TO DO: Pull out each line of the records holding the string "احتجم".

────────────────────

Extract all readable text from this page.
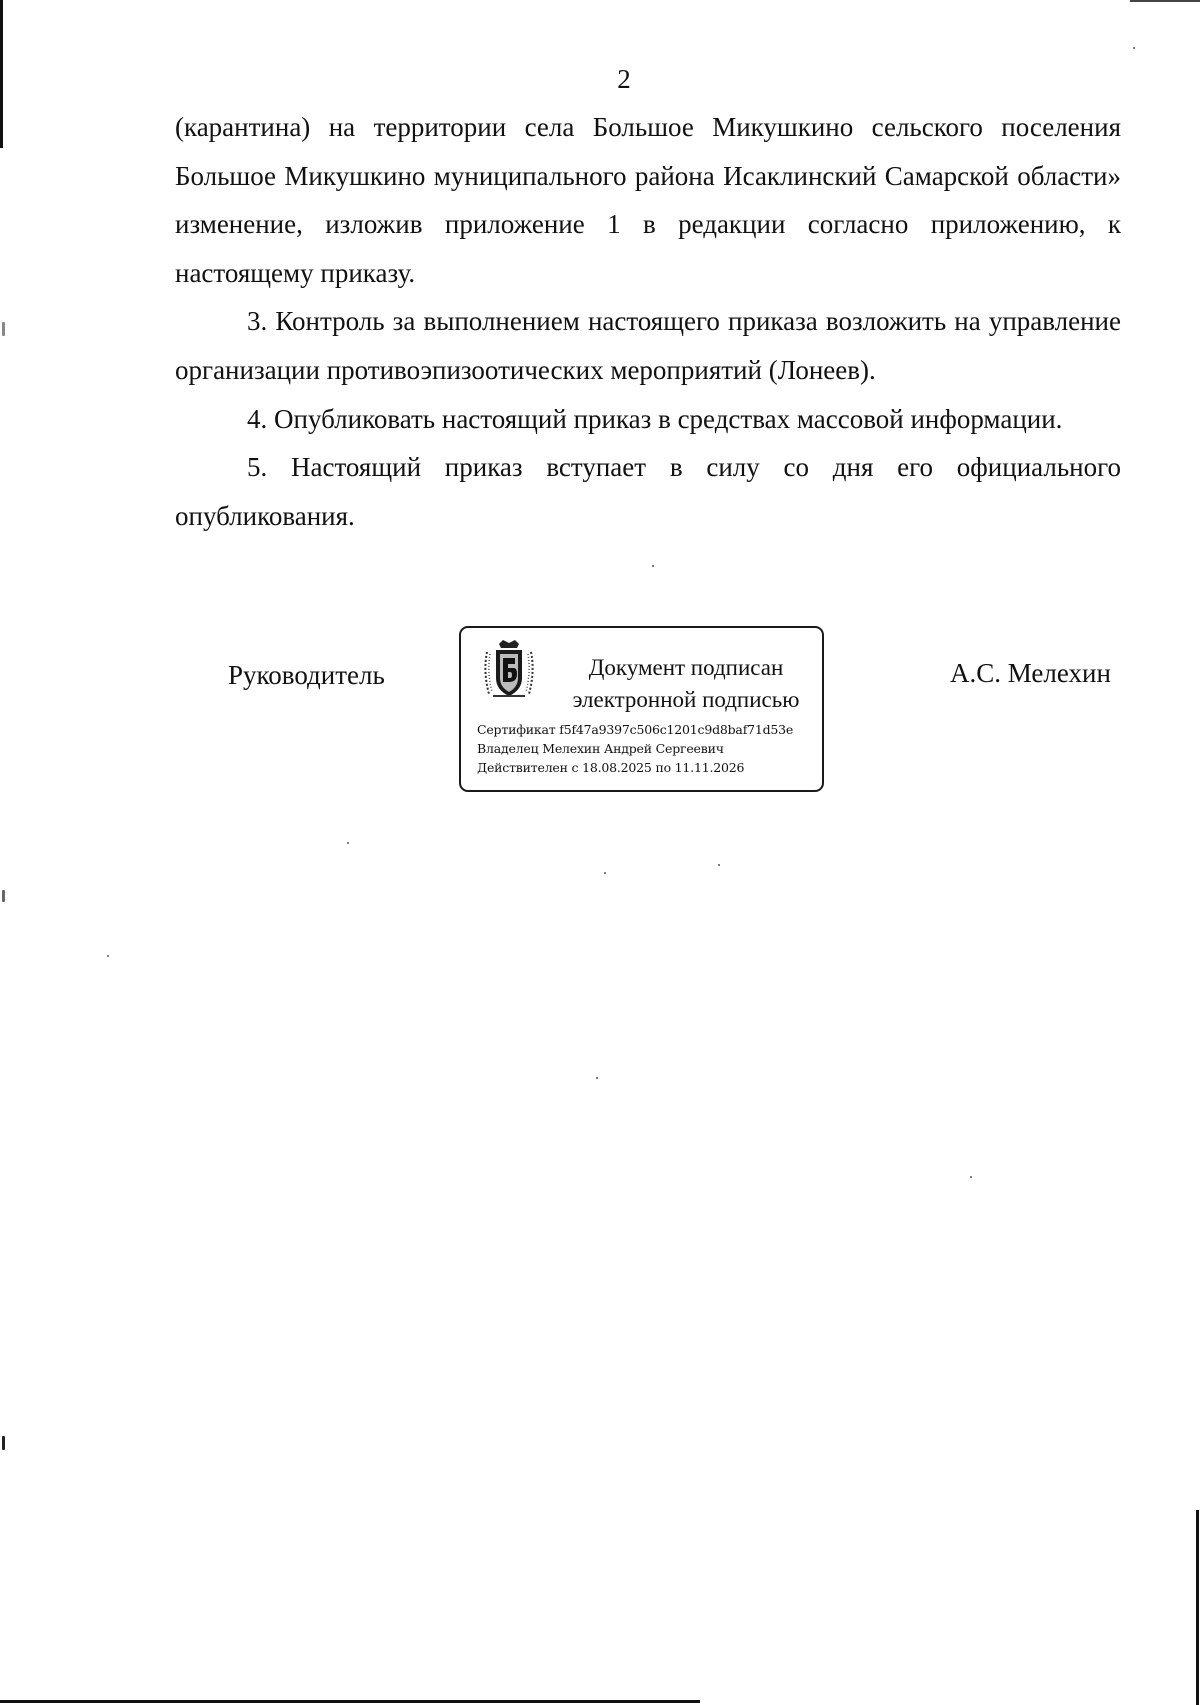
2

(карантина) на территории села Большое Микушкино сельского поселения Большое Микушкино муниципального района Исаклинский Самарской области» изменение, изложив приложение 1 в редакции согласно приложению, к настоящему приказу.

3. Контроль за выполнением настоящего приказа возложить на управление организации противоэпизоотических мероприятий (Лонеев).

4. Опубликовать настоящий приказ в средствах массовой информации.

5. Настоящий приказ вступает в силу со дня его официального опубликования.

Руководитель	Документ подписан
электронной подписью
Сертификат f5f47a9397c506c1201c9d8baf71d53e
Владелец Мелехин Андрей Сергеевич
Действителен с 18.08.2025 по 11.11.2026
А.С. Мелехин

────────────────────

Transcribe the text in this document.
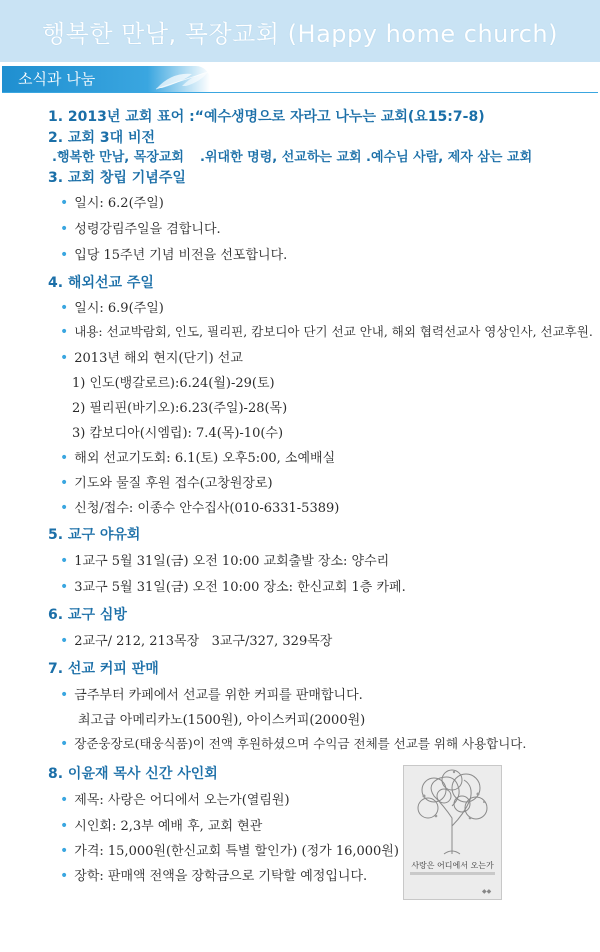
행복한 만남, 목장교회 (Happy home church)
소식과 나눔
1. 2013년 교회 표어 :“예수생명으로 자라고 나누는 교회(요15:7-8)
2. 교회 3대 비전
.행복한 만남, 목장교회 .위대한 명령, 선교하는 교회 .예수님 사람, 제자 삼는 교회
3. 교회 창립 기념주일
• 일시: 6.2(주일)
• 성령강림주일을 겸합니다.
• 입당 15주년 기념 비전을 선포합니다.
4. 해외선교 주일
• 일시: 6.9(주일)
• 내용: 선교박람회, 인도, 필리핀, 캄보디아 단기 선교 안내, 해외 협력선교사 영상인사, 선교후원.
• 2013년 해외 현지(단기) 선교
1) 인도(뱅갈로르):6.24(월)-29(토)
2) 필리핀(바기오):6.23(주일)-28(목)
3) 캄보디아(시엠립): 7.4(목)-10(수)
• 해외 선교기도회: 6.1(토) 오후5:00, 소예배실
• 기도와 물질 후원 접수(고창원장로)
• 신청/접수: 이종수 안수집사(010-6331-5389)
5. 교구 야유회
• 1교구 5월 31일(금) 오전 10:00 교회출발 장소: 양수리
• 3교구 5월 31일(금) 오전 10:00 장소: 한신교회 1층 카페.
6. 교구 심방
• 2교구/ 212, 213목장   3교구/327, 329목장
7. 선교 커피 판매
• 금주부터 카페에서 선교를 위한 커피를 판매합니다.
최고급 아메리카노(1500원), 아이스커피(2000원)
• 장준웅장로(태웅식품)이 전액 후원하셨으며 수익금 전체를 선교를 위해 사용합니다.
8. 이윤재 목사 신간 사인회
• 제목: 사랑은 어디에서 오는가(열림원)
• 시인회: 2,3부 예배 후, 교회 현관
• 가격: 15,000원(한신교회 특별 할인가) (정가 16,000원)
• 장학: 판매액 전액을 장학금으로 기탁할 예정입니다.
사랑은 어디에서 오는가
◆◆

────────────────────

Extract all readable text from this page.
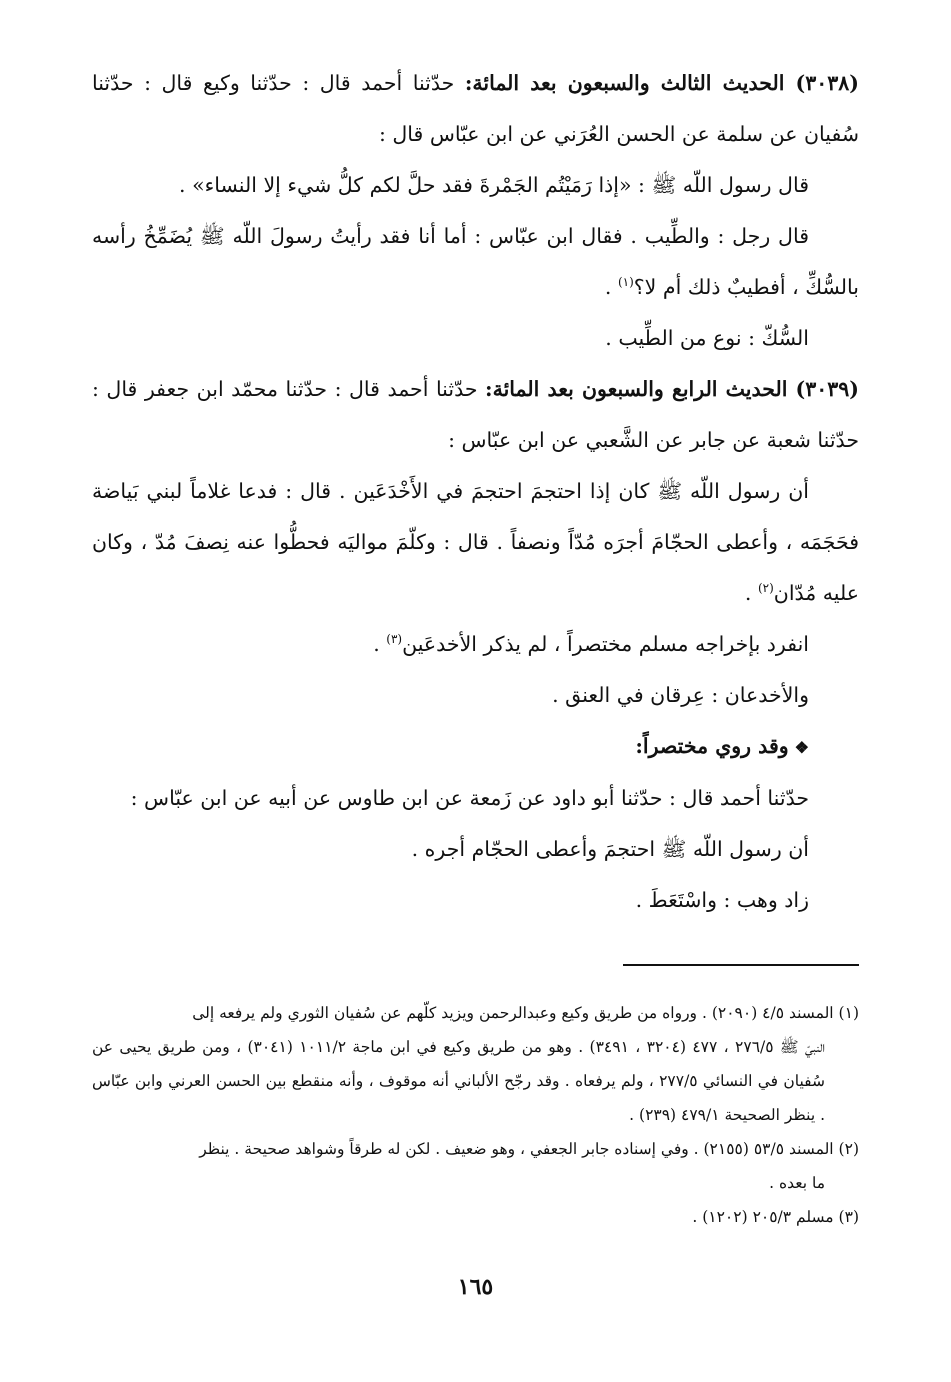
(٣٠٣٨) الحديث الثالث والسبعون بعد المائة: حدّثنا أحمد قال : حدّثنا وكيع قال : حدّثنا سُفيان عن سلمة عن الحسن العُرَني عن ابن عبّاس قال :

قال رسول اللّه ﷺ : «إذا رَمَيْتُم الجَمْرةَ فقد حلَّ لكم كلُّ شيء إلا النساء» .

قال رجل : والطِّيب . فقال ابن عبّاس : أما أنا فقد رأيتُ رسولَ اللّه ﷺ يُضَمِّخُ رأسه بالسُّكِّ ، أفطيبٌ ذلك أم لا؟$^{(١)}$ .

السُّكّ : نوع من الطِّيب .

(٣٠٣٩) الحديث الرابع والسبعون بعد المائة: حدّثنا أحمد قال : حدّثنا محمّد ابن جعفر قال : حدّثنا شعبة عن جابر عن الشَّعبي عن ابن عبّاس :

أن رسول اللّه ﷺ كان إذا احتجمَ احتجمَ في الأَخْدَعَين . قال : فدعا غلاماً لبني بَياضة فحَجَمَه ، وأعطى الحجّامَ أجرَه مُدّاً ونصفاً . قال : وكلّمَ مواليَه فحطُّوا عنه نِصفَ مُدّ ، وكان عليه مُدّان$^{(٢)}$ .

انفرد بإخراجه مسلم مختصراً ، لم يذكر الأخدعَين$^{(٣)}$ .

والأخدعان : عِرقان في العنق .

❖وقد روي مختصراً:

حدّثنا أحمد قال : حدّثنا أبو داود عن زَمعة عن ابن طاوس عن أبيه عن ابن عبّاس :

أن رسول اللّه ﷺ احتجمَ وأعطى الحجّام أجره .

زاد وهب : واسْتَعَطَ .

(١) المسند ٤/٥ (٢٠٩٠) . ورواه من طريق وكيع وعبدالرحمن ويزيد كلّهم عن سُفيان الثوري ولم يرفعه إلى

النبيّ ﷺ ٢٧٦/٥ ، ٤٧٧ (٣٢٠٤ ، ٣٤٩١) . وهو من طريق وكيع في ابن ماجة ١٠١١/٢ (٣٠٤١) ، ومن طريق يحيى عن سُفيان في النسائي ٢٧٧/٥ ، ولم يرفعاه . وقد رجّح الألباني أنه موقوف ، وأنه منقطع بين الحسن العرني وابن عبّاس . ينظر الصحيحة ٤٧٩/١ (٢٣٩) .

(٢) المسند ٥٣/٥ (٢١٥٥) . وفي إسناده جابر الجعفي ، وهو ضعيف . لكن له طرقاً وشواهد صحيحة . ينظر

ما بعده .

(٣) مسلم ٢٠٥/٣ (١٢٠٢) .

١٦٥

────────────────────

RESPONSE TO THE TASK:
أن رسول اللّه ﷺ كان إذا احتجمَ احتجمَ في الأَخْدَعَين . قال : فدعا غلاماً لبني بَياضة فحَجَمَه ، وأعطى الحجّامَ أجرَه مُدّاً ونصفاً . قال : وكلّمَ مواليَه فحطُّوا عنه نِصفَ مُدّ ، وكان عليه مُدّان$^{(٢)}$ .
أن رسول اللّه ﷺ احتجمَ وأعطى الحجّام أجره .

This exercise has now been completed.